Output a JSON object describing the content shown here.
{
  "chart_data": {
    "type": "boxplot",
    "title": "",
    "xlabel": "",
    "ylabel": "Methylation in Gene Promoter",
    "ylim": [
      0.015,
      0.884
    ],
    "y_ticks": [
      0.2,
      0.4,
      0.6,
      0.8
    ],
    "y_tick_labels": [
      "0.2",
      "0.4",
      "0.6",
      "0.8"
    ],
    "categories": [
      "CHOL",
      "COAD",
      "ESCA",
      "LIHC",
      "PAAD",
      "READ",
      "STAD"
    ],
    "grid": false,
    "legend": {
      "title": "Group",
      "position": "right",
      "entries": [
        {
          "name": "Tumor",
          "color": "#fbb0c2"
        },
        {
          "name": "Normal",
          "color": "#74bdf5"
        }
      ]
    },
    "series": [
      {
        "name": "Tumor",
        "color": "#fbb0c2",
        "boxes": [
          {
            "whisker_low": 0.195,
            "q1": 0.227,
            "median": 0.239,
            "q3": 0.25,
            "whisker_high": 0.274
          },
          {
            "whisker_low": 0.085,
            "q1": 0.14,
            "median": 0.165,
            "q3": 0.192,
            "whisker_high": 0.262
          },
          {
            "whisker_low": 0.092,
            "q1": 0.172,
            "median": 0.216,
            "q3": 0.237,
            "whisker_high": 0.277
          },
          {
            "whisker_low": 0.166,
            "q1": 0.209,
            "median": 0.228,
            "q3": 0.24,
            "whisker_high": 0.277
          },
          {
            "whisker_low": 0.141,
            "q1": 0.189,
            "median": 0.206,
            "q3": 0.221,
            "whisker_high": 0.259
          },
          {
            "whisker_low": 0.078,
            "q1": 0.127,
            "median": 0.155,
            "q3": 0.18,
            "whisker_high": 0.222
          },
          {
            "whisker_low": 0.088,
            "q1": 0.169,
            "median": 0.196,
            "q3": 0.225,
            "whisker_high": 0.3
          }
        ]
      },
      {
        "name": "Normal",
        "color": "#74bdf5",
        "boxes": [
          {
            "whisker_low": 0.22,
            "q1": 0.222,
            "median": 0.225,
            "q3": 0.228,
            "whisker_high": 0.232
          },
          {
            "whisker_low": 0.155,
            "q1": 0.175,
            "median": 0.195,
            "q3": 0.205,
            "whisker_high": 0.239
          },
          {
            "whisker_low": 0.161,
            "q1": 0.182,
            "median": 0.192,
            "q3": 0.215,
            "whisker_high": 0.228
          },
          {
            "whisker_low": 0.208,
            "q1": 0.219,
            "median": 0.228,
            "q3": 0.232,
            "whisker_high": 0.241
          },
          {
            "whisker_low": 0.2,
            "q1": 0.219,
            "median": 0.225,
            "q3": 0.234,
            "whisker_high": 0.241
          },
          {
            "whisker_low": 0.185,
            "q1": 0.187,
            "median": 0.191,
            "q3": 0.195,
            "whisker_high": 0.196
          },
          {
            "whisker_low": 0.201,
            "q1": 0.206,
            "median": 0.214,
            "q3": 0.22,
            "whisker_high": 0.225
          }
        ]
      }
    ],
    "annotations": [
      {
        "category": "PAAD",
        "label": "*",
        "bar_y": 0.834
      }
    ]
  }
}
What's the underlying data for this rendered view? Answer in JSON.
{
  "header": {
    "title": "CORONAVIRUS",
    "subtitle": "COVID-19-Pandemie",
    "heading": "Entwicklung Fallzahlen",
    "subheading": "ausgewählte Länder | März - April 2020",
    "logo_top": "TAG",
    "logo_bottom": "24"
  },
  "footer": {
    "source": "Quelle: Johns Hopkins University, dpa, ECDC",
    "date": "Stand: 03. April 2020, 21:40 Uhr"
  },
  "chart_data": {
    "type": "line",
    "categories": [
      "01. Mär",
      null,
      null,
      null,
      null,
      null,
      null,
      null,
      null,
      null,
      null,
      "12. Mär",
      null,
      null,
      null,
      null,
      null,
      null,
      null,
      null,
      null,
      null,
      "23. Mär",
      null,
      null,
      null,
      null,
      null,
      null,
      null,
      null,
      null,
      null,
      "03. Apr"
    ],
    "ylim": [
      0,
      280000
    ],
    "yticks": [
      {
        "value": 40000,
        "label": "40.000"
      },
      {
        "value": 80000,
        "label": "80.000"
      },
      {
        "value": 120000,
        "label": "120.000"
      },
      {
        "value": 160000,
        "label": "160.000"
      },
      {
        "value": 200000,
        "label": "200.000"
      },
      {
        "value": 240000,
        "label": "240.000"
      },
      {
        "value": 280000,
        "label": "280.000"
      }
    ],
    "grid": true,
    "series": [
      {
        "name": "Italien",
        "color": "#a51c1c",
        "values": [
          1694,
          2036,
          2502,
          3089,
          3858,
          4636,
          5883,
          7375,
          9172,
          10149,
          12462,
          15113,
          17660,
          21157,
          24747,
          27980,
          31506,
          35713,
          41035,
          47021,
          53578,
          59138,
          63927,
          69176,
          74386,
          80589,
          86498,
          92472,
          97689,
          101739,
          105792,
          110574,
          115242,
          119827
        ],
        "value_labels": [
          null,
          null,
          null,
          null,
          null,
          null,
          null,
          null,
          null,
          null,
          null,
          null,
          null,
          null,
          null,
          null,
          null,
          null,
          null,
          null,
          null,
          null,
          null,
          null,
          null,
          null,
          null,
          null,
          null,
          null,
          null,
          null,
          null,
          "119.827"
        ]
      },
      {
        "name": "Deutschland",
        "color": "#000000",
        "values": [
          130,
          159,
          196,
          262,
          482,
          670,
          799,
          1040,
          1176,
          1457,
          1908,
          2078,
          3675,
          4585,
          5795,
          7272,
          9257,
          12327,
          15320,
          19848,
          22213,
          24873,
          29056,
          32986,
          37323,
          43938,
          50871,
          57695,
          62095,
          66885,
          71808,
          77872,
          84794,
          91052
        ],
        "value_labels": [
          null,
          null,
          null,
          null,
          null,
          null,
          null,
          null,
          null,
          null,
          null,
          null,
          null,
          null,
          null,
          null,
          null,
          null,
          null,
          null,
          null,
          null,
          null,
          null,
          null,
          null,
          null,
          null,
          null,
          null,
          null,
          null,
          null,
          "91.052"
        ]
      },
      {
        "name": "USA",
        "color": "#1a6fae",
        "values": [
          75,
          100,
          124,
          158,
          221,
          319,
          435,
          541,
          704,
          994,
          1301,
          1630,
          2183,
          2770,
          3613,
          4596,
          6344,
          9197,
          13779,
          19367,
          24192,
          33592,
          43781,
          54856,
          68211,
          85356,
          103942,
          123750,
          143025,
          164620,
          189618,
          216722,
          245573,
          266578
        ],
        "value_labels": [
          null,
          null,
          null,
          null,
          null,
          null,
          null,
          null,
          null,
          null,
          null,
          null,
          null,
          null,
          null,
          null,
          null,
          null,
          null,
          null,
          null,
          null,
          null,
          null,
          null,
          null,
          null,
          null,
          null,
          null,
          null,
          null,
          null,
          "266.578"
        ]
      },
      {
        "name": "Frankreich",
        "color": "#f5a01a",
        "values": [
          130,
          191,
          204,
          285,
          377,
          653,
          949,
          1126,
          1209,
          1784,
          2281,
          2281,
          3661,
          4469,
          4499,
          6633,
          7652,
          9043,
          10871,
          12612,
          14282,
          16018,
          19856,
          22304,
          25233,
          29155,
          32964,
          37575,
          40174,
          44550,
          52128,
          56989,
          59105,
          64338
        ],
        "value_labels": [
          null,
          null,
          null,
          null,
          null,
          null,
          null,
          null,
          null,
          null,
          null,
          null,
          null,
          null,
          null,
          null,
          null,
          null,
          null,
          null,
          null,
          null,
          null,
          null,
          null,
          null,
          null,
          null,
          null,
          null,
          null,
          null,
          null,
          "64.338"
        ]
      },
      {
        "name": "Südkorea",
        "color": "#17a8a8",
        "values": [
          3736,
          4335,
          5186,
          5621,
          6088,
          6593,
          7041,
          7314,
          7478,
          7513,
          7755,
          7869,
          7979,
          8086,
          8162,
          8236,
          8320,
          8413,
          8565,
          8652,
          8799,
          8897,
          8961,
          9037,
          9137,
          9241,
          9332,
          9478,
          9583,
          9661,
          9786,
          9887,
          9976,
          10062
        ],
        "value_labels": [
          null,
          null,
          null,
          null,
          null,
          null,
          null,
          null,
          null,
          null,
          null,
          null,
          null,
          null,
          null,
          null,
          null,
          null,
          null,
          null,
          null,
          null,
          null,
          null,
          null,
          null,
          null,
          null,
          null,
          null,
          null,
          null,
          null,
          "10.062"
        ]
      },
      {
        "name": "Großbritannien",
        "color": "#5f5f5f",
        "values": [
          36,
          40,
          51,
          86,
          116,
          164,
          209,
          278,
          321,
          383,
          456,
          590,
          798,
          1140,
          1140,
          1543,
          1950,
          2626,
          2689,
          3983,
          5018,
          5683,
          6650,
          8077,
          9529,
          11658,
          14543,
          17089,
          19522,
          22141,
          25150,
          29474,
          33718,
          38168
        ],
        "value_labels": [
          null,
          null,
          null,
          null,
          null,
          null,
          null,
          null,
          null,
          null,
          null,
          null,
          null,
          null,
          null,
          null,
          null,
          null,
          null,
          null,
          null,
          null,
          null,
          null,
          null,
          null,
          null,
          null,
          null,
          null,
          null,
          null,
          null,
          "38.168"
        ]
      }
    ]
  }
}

= = = = =

▶ **TASK GOAL**: Across the entries above, state how many lines include the string "April", with no other text.

▶ **EXERCISE RESPONSE**: 2